TEKS SUMBER:
»»
Massa dalam jumlah besar berbondong-bondong memenuhi jalanan dan bergerak menuju ‎istana Shah Pahlevi. Mereka berjalan dengan meneriakkan yel-yel “Khomeini atau Mati”. Dengan ‎slogan ini mereka menuntut rezim untuk membebaskan ulama pejuang ini. Rezim pun ‎melakukan tindakan brutal dengan membantai para demonstran. Korban pun berjatuhan.‎

Kepemimpinan Imam Khomeini dalam gerakan melawan Shah Pahlevi nampaknya reda ketika rezim ‎mengasingkan beliau ke Turki lalu ke Irak. Namun aktivitas perjuangan Imam Khomeini tidak ‎berhenti meski di pengasingan. Tahun 1978, putra tertua Imam Khomeini bernama Ayatollah ‎Sayid Mostafa Khomeini dalam sebuah peristiwa mencurigakan didapatkan terbujur kaku di ‎kamarnya. Banyak bukti yang mengarah kepada keterlibatan SAVAK dalam pembunuhan ‎Ayatollah Mustafa yang selalu menyertai ayahnya dalam setiap langkah. ‎

Syahidnya Ayatollah Mostafa Khomeini kembali menyulut gelora perjuangan yang selama ini ‎dilakukan di bawah tanah. Gelora itu kian membara setelah koran Ettelaat memuat tulisan ‎artikel yang menghujat Imam Khomeini dan kalangan ulama secara umum. Masyarakat ‎Muslim menggelar aksi demo dan memprotes kekurang-ajaran koran Ettelaat.
««
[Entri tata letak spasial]
»»
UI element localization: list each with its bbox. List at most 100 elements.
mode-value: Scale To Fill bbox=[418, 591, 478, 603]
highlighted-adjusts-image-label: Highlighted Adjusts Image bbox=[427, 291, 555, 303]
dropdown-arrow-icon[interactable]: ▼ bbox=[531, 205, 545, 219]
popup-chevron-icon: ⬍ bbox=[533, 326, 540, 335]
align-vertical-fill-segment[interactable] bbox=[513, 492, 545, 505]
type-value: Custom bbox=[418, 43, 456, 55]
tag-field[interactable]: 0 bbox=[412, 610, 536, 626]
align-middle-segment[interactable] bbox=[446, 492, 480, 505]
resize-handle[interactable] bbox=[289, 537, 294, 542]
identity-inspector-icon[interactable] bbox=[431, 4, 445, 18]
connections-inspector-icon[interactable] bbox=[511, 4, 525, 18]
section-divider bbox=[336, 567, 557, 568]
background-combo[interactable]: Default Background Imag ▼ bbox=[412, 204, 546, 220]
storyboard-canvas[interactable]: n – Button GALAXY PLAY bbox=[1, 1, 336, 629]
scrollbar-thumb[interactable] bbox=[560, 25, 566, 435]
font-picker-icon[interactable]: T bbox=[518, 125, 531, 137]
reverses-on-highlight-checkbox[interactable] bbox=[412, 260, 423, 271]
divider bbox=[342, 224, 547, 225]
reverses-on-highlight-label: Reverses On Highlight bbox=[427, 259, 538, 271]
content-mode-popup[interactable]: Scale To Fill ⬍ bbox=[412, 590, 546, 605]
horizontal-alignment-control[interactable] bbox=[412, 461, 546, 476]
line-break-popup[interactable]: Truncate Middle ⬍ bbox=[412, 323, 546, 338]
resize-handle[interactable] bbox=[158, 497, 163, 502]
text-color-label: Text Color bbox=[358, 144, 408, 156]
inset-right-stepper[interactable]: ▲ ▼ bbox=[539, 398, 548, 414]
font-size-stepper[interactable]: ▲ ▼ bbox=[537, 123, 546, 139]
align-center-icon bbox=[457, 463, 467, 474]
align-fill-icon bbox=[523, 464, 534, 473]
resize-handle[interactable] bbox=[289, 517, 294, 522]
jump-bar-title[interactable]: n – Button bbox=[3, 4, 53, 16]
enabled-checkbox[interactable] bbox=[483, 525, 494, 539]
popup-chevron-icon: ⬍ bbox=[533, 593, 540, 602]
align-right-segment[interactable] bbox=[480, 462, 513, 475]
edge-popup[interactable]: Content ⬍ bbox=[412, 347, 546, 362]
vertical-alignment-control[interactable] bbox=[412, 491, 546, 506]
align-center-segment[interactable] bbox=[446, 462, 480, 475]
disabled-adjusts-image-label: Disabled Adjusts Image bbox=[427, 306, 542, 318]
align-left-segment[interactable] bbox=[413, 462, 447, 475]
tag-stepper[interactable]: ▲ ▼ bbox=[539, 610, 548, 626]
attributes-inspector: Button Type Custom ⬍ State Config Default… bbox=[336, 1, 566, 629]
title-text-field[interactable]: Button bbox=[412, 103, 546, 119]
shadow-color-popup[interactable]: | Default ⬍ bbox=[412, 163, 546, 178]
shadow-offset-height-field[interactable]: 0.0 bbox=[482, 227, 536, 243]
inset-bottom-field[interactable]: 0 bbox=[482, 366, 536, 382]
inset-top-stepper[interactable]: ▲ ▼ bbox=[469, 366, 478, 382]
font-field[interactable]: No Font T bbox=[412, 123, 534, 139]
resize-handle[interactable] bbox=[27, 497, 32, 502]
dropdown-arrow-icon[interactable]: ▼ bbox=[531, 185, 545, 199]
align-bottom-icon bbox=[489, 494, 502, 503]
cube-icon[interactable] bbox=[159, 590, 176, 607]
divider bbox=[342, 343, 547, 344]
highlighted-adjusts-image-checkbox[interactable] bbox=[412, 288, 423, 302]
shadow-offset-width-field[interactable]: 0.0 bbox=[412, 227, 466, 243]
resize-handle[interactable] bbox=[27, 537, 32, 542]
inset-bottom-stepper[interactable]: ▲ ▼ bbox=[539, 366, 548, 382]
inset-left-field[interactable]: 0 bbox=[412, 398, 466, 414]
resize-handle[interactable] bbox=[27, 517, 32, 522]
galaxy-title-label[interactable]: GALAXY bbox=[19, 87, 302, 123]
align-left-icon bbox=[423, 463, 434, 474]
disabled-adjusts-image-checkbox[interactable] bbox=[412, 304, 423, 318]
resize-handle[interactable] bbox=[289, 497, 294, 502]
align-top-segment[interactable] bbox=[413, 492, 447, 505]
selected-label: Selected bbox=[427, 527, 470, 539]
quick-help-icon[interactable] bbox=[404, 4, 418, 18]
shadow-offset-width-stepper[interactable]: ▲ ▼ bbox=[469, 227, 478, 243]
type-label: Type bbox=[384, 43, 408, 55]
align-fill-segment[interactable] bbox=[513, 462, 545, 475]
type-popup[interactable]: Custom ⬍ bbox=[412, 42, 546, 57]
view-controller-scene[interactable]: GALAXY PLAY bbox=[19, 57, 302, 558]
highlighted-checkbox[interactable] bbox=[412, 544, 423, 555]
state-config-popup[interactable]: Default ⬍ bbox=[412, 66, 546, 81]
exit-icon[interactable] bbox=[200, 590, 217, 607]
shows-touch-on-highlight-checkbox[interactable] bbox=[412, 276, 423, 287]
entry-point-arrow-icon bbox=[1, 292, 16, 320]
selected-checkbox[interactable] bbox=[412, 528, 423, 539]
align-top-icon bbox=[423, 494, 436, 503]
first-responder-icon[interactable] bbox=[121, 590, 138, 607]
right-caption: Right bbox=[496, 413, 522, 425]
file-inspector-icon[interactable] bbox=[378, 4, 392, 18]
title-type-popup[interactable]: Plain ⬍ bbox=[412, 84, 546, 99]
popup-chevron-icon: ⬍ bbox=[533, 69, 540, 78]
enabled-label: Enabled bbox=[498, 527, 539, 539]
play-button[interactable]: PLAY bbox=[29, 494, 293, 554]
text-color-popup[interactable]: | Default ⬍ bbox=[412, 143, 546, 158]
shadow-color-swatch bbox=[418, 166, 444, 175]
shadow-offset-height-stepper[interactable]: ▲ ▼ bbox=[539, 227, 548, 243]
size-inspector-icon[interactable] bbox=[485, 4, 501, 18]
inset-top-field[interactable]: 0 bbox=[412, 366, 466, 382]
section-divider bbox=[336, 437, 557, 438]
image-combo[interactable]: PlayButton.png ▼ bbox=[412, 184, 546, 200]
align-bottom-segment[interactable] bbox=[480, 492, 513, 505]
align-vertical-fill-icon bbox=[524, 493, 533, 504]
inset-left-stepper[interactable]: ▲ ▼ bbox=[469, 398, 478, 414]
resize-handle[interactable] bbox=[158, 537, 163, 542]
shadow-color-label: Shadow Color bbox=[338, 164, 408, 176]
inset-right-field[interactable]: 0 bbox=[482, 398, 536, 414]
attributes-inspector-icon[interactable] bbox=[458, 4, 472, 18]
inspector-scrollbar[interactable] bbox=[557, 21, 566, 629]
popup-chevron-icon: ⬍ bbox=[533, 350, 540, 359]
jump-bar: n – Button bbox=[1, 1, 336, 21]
««
PETUNJUK LATIHAN: Salin utuh teks tentang perjuangan Imam Khomeini melawan Shah Pahlevi tanpa mengubah satu kata pun.

CONTOH JAWABAN:
Massa dalam jumlah besar berbondong-bondong memenuhi jalanan dan bergerak menuju ‎istana Shah Pahlevi. Mereka berjalan dengan meneriakkan yel-yel “Khomeini atau Mati”. Dengan ‎slogan ini mereka menuntut rezim untuk membebaskan ulama pejuang ini. Rezim pun ‎melakukan tindakan brutal dengan membantai para demonstran. Korban pun berjatuhan.‎

Kepemimpinan Imam Khomeini dalam gerakan melawan Shah Pahlevi nampaknya reda ketika rezim ‎mengasingkan beliau ke Turki lalu ke Irak. Namun aktivitas perjuangan Imam Khomeini tidak ‎berhenti meski di pengasingan. Tahun 1978, putra tertua Imam Khomeini bernama Ayatollah ‎Sayid Mostafa Khomeini dalam sebuah peristiwa mencurigakan didapatkan terbujur kaku di ‎kamarnya. Banyak bukti yang mengarah kepada keterlibatan SAVAK dalam pembunuhan ‎Ayatollah Mustafa yang selalu menyertai ayahnya dalam setiap langkah. ‎

Syahidnya Ayatollah Mostafa Khomeini kembali menyulut gelora perjuangan yang selama ini ‎dilakukan di bawah tanah. Gelora itu kian membara setelah koran Ettelaat memuat tulisan ‎artikel yang menghujat Imam Khomeini dan kalangan ulama secara umum. Masyarakat ‎Muslim menggelar aksi demo dan memprotes kekurang-ajaran koran Ettelaat.